■ DESCRIPTION OF THE TASK: Records follow. Pull out every line that contains "square".

THE RECORDS start

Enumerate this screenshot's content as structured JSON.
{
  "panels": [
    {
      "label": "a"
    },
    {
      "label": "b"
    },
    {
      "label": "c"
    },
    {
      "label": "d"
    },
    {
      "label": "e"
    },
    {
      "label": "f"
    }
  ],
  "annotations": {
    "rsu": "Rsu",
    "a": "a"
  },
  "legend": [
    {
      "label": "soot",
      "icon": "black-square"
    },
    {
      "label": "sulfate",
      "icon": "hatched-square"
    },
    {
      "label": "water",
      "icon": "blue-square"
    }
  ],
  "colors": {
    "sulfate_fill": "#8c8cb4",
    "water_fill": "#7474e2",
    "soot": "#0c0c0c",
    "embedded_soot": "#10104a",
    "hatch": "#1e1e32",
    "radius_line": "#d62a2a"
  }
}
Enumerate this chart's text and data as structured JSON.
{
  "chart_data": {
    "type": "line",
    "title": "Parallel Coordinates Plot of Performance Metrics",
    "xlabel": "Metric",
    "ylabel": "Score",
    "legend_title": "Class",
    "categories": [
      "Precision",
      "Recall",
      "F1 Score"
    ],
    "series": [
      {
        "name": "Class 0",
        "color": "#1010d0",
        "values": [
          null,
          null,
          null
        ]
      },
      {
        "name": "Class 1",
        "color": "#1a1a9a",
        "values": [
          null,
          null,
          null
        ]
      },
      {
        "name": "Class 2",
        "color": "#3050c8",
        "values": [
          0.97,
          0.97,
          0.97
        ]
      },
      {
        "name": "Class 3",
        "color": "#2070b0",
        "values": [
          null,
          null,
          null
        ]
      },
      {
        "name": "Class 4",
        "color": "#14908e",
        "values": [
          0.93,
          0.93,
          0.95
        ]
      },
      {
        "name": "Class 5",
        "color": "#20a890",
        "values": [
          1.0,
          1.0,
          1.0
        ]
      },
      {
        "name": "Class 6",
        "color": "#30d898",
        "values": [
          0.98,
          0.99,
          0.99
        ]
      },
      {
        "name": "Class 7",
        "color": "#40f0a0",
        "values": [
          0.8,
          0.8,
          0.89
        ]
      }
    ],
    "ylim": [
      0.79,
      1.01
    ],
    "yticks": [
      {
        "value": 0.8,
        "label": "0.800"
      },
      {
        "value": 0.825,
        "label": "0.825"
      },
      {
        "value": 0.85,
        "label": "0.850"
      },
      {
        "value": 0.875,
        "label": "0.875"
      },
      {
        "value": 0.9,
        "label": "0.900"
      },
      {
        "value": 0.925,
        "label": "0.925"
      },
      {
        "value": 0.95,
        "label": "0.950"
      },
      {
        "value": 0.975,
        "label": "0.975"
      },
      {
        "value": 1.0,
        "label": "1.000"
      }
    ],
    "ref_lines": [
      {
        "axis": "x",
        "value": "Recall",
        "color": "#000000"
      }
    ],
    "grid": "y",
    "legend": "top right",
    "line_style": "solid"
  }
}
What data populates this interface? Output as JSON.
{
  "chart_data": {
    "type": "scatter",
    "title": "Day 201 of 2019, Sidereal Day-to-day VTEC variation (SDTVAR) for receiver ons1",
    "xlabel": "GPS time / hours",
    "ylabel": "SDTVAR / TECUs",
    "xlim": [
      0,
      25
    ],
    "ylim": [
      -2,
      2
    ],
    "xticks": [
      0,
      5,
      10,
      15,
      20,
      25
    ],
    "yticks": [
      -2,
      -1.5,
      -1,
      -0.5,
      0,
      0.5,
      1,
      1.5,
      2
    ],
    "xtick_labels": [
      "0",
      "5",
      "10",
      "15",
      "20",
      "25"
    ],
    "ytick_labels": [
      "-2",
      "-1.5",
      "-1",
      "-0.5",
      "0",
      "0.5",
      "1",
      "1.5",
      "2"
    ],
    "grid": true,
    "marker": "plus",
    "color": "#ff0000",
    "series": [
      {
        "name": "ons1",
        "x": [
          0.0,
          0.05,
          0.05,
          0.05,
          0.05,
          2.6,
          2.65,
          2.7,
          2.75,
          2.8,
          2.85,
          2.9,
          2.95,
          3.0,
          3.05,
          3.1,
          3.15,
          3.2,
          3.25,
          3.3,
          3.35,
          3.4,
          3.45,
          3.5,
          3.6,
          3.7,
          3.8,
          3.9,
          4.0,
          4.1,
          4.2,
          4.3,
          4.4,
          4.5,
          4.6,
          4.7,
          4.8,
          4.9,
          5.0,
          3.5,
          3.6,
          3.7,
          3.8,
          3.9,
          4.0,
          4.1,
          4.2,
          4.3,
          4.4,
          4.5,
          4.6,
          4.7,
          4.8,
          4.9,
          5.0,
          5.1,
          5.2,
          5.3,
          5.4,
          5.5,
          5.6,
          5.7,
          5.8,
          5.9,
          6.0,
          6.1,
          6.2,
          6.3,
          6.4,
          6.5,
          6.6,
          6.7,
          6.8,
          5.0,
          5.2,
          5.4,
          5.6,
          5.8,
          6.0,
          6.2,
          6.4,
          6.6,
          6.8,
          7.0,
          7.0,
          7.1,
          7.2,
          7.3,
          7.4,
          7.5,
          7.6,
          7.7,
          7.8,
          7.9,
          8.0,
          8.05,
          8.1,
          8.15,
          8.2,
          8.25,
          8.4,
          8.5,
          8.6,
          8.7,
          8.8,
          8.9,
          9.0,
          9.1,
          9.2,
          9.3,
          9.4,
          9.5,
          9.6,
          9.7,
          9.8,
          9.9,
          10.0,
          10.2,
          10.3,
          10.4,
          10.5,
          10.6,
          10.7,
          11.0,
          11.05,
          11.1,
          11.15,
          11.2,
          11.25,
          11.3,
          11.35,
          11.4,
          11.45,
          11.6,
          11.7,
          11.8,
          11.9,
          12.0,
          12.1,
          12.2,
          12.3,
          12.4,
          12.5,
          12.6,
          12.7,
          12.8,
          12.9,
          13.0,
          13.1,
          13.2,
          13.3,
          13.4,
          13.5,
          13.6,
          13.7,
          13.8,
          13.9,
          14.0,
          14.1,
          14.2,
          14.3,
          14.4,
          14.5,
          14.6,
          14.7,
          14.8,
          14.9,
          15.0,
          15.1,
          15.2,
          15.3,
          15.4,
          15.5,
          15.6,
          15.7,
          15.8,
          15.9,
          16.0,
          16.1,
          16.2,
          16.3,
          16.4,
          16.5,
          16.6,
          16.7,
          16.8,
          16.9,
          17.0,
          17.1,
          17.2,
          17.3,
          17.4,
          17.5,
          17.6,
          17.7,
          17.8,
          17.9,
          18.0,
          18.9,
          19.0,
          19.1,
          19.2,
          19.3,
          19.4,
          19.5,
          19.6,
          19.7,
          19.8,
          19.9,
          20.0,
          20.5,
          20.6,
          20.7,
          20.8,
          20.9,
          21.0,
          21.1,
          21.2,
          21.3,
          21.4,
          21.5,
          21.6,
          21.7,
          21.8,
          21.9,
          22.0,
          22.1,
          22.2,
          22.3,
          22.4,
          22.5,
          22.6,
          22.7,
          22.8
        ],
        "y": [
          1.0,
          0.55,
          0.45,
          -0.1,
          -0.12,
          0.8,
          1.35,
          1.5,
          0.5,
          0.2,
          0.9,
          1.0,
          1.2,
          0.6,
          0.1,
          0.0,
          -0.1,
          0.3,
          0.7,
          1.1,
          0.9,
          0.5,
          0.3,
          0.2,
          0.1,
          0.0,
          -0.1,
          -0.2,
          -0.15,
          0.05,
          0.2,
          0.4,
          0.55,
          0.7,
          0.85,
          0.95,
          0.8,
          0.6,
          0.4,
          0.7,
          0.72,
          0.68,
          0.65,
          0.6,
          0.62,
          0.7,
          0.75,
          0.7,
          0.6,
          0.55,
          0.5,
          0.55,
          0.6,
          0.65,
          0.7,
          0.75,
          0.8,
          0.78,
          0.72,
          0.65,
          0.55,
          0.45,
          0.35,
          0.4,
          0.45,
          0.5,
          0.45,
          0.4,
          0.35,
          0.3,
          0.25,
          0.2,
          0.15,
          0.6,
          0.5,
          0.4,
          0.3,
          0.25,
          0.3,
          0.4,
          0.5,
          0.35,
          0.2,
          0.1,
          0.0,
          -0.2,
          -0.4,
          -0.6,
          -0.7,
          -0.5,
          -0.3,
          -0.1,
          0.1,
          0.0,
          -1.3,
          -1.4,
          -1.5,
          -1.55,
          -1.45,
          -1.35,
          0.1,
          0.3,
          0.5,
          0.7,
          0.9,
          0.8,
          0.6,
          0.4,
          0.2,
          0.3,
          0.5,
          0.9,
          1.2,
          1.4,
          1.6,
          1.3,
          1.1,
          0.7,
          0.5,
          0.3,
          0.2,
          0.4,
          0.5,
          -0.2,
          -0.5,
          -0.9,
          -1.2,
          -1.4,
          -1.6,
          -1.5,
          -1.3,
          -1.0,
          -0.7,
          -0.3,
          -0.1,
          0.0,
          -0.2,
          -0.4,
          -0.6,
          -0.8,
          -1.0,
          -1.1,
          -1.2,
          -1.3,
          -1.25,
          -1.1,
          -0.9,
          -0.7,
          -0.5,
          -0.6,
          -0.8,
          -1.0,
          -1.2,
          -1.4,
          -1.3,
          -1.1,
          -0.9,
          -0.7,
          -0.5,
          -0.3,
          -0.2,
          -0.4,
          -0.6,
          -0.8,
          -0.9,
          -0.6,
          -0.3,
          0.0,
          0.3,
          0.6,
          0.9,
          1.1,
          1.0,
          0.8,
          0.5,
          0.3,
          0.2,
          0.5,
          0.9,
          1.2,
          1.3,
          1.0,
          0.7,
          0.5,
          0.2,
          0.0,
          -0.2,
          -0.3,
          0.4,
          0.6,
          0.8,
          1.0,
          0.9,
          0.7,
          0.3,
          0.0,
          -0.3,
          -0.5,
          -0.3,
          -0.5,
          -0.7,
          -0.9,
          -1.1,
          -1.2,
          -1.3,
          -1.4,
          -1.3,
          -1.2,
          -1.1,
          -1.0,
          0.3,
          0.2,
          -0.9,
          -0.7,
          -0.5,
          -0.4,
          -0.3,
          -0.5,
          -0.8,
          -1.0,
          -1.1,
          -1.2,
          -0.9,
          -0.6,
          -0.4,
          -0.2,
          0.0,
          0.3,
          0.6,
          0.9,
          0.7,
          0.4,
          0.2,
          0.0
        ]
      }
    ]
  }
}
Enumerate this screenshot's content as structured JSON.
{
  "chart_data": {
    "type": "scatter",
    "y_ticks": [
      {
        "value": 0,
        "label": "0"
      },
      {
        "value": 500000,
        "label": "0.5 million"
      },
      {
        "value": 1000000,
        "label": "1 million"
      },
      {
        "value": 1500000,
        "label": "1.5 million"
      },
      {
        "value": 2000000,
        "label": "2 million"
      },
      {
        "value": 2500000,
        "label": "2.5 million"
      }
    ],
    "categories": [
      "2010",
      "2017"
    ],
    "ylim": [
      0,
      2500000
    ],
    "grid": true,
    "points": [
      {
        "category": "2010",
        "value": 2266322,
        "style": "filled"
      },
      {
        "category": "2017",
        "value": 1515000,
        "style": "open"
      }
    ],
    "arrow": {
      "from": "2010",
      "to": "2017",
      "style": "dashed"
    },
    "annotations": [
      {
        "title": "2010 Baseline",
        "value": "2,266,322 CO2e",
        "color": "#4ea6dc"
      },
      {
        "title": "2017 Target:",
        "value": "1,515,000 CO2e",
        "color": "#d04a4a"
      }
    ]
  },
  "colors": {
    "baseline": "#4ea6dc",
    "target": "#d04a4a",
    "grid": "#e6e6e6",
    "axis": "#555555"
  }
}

THE RECORDS end

■ RESULT FOR THIS EXERCISE:
      "icon": "black-square"
      "icon": "hatched-square"
      "icon": "blue-square"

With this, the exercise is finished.